Exercise >>
Return each line of the listing that contains the string "زكريا".
§
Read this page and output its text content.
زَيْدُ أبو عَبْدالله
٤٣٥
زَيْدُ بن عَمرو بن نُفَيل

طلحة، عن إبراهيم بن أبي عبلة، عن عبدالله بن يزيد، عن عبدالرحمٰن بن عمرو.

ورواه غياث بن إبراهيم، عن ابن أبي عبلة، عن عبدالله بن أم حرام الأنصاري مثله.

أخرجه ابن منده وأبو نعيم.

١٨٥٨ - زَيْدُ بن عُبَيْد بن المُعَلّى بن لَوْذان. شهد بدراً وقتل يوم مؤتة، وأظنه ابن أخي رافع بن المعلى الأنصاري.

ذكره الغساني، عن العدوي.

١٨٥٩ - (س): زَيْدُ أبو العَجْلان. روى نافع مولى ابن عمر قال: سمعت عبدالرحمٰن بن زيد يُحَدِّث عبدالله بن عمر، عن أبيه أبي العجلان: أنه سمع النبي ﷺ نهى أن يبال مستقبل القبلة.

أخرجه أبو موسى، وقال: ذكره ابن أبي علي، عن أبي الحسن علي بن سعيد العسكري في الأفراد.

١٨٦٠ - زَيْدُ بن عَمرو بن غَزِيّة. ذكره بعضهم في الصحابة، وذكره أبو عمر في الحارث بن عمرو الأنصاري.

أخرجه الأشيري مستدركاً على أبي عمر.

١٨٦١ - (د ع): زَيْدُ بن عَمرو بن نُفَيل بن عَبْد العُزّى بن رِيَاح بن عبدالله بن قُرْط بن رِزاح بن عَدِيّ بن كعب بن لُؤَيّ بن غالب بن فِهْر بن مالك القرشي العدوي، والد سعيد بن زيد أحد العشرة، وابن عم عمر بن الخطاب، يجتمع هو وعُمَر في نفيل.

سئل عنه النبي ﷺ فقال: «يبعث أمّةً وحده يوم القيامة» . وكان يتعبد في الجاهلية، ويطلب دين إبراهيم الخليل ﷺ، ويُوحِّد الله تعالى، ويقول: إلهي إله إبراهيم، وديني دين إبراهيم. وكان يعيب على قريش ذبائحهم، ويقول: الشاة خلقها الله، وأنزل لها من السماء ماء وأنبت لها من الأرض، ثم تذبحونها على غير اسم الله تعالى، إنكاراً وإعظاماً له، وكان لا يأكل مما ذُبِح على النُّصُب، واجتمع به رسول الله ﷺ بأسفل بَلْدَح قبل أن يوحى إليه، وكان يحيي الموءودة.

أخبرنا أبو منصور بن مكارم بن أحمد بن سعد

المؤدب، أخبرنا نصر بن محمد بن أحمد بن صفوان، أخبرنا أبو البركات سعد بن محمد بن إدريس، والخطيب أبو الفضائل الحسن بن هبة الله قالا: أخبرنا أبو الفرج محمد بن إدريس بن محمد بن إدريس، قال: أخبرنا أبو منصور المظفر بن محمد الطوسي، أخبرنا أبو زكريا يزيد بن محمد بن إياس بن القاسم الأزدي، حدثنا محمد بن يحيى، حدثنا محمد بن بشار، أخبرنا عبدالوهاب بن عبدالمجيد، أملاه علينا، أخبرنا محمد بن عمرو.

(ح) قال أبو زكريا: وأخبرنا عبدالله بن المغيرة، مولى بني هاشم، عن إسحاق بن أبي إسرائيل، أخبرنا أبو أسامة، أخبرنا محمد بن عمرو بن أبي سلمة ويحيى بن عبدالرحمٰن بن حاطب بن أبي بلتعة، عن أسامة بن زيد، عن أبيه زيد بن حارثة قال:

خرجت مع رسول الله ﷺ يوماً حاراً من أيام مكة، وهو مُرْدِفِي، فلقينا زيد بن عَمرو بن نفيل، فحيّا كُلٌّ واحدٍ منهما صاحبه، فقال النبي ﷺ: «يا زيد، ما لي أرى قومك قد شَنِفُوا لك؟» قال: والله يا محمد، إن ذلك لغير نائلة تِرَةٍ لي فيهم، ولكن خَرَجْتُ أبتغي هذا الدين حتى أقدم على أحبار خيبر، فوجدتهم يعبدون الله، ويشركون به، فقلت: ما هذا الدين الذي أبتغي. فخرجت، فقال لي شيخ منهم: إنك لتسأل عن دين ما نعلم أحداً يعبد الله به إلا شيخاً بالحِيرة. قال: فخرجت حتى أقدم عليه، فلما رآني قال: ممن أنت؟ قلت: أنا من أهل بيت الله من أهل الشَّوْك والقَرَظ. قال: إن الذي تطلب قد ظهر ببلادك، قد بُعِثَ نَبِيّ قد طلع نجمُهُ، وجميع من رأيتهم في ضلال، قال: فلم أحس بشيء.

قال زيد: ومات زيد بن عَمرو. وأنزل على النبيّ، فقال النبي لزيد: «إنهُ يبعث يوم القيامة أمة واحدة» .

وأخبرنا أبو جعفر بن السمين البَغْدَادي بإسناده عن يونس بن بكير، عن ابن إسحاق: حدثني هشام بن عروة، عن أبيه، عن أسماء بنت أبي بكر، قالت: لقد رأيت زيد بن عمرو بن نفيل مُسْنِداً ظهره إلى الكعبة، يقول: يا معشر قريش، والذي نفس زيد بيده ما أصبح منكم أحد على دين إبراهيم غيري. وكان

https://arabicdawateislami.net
§
Written response >>
المؤدب، أخبرنا نصر بن محمد بن أحمد بن صفوان، أخبرنا أبو البركات سعد بن محمد بن إدريس، والخطيب أبو الفضائل الحسن بن هبة الله قالا: أخبرنا أبو الفرج محمد بن إدريس بن محمد بن إدريس، قال: أخبرنا أبو منصور المظفر بن محمد الطوسي، أخبرنا أبو زكريا يزيد بن محمد بن إياس بن القاسم الأزدي، حدثنا محمد بن يحيى، حدثنا محمد بن بشار، أخبرنا عبدالوهاب بن عبدالمجيد، أملاه علينا، أخبرنا محمد بن عمرو.
(ح) قال أبو زكريا: وأخبرنا عبدالله بن المغيرة، مولى بني هاشم، عن إسحاق بن أبي إسرائيل، أخبرنا أبو أسامة، أخبرنا محمد بن عمرو بن أبي سلمة ويحيى بن عبدالرحمٰن بن حاطب بن أبي بلتعة، عن أسامة بن زيد، عن أبيه زيد بن حارثة قال:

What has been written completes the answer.